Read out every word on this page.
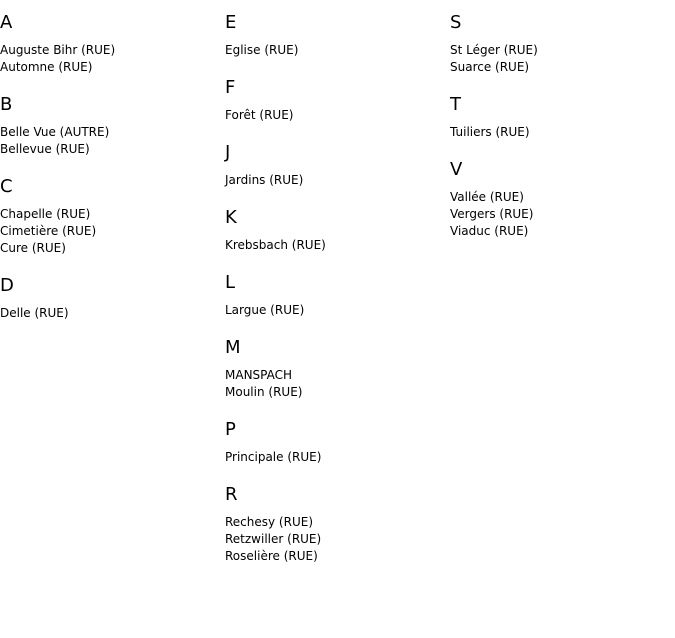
A
Auguste Bihr (RUE)
Automne (RUE)
B
Belle Vue (AUTRE)
Bellevue (RUE)
C
Chapelle (RUE)
Cimetière (RUE)
Cure (RUE)
D
Delle (RUE)
E
Eglise (RUE)
F
Forêt (RUE)
J
Jardins (RUE)
K
Krebsbach (RUE)
L
Largue (RUE)
M
MANSPACH
Moulin (RUE)
P
Principale (RUE)
R
Rechesy (RUE)
Retzwiller (RUE)
Roselière (RUE)
S
St Léger (RUE)
Suarce (RUE)
T
Tuiliers (RUE)
V
Vallée (RUE)
Vergers (RUE)
Viaduc (RUE)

-=-=-

PROMPT:
Reproduce every record above exactly, omitting the pictures.

ANSWER IN FULL:
Read out every word on this page.
A
Auguste Bihr (RUE)
Automne (RUE)
B
Belle Vue (AUTRE)
Bellevue (RUE)
C
Chapelle (RUE)
Cimetière (RUE)
Cure (RUE)
D
Delle (RUE)
E
Eglise (RUE)
F
Forêt (RUE)
J
Jardins (RUE)
K
Krebsbach (RUE)
L
Largue (RUE)
M
MANSPACH
Moulin (RUE)
P
Principale (RUE)
R
Rechesy (RUE)
Retzwiller (RUE)
Roselière (RUE)
S
St Léger (RUE)
Suarce (RUE)
T
Tuiliers (RUE)
V
Vallée (RUE)
Vergers (RUE)
Viaduc (RUE)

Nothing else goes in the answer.